• Description of the task
In the entries below, find the lines with the word "анализа" and copy them.

%%

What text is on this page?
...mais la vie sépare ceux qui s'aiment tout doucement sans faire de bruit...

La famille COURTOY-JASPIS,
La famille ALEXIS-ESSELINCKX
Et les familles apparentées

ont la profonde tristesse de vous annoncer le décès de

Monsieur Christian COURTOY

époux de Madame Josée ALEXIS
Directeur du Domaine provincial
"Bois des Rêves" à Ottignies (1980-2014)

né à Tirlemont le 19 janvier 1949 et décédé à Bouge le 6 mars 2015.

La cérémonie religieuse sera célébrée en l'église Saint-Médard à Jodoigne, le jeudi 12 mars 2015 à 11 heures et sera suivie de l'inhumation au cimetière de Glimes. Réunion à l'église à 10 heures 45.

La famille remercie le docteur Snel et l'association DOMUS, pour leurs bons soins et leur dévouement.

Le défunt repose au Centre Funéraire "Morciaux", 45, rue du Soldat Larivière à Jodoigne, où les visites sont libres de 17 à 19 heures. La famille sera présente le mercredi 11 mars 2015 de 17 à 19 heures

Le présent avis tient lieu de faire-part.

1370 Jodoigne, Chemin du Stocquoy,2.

%%
%%

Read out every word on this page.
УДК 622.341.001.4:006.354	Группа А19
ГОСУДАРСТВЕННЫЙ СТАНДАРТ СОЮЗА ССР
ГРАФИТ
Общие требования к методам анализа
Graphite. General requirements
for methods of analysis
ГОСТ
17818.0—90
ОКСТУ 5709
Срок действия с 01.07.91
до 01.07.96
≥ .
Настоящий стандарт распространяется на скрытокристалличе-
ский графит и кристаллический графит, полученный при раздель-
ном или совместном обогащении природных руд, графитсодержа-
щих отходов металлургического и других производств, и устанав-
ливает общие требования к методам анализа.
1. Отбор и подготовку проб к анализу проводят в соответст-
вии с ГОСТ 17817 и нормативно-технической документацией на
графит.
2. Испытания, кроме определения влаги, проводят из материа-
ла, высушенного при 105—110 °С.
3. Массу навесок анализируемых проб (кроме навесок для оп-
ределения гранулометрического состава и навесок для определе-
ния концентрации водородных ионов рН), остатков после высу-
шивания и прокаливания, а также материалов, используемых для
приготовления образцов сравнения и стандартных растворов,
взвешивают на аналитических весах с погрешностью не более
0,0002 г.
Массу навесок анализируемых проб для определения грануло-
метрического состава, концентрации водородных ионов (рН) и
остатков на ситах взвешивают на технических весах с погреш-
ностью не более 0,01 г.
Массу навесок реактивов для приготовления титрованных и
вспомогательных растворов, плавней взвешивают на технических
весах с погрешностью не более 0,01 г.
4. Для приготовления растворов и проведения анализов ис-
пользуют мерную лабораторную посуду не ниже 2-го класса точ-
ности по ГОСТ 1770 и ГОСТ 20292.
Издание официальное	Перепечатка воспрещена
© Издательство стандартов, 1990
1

%%

• Answer to the exercise
Общие требования к методам анализа
ливает общие требования к методам анализа.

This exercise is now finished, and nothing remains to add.